— Extracted data entries —
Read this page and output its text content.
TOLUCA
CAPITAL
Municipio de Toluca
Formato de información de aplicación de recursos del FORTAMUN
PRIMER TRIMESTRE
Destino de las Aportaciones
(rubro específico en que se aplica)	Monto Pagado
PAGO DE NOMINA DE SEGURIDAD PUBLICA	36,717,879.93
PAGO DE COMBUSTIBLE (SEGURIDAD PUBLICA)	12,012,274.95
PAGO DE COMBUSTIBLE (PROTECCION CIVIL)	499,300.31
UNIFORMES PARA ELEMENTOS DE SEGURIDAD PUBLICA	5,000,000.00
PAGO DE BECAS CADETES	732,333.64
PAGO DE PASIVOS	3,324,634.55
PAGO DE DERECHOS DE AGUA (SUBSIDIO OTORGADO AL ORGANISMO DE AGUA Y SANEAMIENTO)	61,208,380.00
--
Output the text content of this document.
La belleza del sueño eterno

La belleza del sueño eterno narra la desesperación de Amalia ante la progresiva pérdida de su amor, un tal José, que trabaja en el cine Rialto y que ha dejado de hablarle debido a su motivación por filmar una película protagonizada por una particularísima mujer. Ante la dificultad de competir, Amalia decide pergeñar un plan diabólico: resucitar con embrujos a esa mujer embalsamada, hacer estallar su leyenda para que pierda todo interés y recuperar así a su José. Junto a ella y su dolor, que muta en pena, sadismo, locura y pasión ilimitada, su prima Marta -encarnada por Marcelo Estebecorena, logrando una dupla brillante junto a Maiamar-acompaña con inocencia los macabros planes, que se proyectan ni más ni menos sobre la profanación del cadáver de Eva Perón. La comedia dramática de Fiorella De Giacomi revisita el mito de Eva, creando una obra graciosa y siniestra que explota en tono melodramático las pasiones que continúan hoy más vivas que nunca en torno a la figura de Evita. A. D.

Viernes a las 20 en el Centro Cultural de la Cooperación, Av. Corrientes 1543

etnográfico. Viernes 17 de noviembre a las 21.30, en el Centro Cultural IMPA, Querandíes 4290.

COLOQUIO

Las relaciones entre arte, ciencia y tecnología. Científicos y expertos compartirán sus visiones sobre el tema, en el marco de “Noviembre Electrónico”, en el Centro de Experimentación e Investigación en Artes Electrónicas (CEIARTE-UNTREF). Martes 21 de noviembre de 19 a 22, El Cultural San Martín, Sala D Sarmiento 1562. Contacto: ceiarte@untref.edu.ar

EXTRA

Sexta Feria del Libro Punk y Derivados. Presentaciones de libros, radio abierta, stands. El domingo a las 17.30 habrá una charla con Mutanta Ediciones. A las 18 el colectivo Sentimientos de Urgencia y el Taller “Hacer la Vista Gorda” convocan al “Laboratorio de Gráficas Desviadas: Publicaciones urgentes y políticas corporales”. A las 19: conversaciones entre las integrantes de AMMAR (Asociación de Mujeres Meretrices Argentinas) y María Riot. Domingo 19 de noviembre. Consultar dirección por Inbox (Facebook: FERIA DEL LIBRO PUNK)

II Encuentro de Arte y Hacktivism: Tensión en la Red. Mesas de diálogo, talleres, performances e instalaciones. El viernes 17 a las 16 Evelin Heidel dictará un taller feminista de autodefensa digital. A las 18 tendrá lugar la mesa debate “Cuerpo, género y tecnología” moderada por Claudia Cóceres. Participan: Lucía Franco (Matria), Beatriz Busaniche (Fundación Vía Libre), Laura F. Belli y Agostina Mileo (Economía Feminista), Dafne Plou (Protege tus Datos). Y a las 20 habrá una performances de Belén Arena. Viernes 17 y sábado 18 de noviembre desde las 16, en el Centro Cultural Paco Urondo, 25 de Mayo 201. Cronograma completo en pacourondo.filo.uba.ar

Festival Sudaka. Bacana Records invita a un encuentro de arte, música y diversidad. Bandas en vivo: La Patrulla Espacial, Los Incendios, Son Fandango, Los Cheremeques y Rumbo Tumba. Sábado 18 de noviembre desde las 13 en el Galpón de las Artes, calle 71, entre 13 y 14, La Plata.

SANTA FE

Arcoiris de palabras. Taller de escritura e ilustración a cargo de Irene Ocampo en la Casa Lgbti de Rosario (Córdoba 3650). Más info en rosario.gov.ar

— To be done —
Copy out every line from the records that has the word "COMBUSTIBLE".

— The solution —
PAGO DE COMBUSTIBLE (SEGURIDAD PUBLICA)	12,012,274.95
PAGO DE COMBUSTIBLE (PROTECCION CIVIL)	499,300.31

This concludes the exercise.